>> START DATASET ENTRIES
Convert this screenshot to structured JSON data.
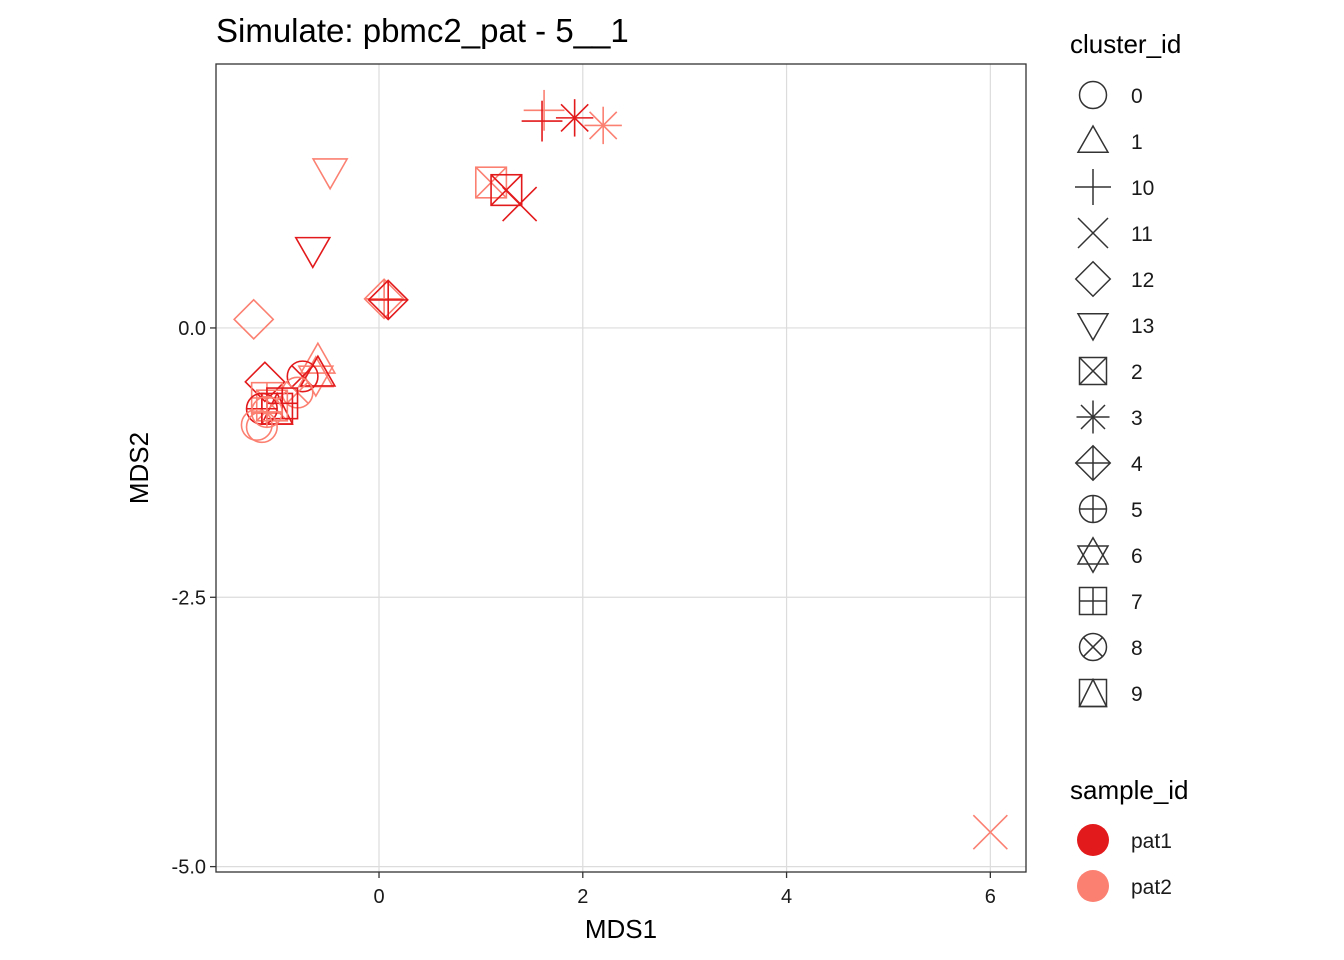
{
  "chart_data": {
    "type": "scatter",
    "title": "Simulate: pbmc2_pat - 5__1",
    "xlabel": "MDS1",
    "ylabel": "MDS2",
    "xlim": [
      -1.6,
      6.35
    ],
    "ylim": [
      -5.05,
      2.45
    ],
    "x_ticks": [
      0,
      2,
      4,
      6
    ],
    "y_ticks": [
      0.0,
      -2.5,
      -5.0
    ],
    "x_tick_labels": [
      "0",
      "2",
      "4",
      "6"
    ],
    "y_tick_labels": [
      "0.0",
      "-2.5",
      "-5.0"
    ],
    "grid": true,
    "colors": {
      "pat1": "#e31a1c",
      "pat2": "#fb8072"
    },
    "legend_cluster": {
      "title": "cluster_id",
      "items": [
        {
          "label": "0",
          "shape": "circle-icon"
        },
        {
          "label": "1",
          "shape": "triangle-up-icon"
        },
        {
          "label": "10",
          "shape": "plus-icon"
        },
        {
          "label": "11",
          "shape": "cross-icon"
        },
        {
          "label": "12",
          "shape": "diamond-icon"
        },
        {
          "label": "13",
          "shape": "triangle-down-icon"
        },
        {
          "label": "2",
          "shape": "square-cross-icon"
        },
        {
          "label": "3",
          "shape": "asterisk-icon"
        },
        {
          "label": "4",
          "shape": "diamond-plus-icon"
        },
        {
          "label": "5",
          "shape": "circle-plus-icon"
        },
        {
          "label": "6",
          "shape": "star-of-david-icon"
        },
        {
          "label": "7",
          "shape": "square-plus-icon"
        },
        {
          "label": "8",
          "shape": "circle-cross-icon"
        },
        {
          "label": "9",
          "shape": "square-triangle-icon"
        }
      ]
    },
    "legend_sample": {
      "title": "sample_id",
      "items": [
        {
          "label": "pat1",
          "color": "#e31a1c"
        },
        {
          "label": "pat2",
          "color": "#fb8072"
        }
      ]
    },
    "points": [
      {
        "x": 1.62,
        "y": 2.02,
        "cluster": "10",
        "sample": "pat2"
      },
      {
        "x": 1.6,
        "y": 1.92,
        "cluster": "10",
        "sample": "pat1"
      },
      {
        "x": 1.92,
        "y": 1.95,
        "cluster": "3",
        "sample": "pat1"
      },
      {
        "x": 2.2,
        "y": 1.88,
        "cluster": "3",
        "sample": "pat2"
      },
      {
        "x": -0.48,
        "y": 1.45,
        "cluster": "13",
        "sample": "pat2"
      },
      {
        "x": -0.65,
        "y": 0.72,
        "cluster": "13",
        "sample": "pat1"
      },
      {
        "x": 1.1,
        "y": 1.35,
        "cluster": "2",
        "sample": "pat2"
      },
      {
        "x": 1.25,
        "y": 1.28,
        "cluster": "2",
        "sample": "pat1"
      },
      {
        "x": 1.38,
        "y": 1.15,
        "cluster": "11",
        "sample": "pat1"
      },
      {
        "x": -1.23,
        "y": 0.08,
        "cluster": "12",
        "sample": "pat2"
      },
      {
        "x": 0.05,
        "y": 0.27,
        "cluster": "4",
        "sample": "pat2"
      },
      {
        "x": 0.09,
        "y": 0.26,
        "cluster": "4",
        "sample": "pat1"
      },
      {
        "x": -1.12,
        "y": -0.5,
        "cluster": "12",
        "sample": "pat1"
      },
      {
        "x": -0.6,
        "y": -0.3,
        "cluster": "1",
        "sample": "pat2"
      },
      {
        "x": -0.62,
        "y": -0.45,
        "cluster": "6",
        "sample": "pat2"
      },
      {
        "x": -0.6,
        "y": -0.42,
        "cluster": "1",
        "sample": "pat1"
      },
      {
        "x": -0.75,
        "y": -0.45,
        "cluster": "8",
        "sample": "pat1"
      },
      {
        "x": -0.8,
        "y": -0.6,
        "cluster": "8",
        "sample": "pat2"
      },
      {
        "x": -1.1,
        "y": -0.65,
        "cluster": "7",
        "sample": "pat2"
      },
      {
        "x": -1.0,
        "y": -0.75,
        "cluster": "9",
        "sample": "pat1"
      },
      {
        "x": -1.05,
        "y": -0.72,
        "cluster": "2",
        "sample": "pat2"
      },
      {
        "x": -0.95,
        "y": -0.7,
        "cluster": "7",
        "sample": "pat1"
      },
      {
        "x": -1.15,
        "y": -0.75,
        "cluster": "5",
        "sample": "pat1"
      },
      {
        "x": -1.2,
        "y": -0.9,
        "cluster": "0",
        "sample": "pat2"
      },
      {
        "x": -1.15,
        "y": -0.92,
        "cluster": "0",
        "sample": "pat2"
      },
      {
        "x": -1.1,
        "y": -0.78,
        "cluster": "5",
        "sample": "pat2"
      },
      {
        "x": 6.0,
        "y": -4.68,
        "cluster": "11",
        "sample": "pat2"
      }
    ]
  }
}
>> END DATASET ENTRIES
▶ WORK TO DO
Using the records above, list each line that includes "circle".

▶ FINAL ANSWER
          "shape": "circle-icon"
          "shape": "circle-plus-icon"
          "shape": "circle-cross-icon"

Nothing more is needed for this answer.